━━━━━ Given data
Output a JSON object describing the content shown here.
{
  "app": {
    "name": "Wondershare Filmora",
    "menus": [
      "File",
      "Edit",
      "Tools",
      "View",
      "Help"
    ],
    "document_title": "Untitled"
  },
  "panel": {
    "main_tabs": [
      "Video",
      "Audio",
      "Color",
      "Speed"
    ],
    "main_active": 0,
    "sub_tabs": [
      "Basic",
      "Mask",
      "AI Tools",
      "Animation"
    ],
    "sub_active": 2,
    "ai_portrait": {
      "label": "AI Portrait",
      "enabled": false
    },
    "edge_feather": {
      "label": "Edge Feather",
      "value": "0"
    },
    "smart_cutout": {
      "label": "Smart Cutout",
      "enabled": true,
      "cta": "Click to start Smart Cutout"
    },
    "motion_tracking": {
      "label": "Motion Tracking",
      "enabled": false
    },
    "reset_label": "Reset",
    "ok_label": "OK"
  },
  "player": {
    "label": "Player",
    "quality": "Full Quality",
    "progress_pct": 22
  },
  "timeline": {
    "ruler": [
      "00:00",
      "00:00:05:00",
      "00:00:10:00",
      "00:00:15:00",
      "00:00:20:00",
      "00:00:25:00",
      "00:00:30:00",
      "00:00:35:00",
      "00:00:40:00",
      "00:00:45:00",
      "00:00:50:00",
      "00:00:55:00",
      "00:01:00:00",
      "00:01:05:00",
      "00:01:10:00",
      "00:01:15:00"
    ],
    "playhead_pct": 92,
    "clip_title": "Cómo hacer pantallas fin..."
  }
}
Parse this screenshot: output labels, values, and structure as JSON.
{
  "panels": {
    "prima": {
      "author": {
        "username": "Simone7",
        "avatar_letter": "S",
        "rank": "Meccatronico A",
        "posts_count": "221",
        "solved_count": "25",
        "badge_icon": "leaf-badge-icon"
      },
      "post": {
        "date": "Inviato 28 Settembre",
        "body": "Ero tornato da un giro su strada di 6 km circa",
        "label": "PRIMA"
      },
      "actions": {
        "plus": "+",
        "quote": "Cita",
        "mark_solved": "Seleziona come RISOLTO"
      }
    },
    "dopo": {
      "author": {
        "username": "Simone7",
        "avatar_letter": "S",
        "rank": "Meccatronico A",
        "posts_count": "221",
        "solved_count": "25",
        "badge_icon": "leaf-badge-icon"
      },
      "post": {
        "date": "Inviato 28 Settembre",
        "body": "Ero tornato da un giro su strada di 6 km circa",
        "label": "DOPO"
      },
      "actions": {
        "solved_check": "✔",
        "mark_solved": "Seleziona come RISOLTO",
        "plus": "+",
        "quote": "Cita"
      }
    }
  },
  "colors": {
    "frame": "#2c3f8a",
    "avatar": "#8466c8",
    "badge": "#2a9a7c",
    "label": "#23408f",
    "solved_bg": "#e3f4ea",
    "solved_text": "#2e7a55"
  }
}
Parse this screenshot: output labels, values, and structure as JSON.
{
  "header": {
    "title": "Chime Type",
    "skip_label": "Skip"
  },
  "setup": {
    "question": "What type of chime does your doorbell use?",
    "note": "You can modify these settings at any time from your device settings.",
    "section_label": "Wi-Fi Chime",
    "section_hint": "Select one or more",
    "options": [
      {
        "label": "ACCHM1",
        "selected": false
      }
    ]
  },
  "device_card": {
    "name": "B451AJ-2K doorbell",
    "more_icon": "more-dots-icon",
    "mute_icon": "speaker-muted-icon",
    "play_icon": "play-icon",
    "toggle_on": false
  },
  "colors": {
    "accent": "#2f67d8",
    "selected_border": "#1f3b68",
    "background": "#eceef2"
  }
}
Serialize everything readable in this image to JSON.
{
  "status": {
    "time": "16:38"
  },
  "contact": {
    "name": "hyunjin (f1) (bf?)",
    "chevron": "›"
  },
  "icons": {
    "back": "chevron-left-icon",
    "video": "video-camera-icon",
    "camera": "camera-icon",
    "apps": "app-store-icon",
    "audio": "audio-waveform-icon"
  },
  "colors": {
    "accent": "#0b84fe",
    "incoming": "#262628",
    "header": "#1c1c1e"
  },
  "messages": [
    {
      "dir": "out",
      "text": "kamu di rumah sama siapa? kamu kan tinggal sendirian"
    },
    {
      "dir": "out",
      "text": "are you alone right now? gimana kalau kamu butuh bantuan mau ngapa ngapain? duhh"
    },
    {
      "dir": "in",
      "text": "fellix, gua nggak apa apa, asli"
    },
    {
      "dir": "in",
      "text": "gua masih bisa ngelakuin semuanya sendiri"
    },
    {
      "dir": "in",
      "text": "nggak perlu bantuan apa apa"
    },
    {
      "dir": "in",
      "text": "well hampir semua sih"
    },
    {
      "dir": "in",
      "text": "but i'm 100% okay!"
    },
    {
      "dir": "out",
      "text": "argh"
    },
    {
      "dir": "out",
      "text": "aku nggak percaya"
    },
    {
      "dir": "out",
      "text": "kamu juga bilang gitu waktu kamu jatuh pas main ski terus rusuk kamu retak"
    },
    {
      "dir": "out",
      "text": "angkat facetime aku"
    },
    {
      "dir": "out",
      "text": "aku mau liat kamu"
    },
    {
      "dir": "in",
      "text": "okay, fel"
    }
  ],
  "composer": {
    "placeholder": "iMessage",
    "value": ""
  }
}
━━━━━━━━━━
Identify every line above with the string "more" in it. Copy those lines.

    "section_hint": "Select one or more",
    "more_icon": "more-dots-icon",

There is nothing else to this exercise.